Locate each line in the records that contains the word "best", and copy those lines.

▽

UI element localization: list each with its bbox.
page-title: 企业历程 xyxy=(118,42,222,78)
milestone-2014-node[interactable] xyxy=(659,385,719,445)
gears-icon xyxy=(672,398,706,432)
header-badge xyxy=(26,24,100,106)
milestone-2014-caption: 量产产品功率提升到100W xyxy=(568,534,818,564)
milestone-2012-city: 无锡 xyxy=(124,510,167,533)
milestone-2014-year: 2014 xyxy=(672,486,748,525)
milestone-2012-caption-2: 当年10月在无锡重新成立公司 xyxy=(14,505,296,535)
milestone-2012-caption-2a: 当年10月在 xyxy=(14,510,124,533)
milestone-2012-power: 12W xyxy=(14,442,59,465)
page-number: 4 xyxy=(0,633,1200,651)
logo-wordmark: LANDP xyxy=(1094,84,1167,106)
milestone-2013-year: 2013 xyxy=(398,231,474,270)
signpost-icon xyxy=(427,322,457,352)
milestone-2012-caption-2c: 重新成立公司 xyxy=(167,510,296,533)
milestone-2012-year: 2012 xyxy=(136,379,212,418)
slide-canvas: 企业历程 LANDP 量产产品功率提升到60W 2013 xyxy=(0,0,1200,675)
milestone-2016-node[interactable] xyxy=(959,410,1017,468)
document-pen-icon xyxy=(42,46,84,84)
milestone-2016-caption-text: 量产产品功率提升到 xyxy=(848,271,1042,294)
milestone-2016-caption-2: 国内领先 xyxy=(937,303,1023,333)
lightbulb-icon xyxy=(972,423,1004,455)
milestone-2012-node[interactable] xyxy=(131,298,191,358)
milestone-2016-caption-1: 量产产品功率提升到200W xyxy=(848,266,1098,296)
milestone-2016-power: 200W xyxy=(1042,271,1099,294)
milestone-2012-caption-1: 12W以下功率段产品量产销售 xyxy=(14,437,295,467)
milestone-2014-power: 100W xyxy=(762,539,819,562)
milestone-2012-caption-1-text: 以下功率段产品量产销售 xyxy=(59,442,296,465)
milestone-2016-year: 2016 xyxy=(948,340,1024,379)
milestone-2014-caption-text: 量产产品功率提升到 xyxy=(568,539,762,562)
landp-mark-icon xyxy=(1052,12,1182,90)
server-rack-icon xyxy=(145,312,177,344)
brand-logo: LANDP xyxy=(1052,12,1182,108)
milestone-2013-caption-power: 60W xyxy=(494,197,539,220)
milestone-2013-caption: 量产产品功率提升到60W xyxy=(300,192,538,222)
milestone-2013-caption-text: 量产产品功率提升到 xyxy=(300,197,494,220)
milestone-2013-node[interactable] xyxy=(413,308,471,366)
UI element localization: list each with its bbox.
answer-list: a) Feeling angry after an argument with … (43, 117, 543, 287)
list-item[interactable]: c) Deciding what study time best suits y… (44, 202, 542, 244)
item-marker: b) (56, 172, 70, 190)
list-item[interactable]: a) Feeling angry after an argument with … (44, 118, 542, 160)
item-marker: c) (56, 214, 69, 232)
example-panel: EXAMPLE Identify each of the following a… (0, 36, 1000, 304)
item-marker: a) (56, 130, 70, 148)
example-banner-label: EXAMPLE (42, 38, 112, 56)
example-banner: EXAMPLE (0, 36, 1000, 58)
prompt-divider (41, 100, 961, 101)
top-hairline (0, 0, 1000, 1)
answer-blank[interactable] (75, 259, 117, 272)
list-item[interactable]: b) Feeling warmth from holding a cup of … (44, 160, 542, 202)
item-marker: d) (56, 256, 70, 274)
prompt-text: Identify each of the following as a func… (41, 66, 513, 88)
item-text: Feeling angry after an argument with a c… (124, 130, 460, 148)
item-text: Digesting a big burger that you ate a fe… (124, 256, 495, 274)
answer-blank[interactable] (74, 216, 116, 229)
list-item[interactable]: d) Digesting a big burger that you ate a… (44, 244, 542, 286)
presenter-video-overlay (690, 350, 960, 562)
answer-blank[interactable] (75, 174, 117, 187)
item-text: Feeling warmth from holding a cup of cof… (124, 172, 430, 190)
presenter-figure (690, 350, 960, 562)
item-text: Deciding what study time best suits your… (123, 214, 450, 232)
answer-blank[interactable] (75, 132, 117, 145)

△

▶ _RESPONSE TO THE EXERCISE_:
list-item[interactable]: c) Deciding what study time best suits y… (44, 202, 542, 244)
item-text: Deciding what study time best suits your… (123, 214, 450, 232)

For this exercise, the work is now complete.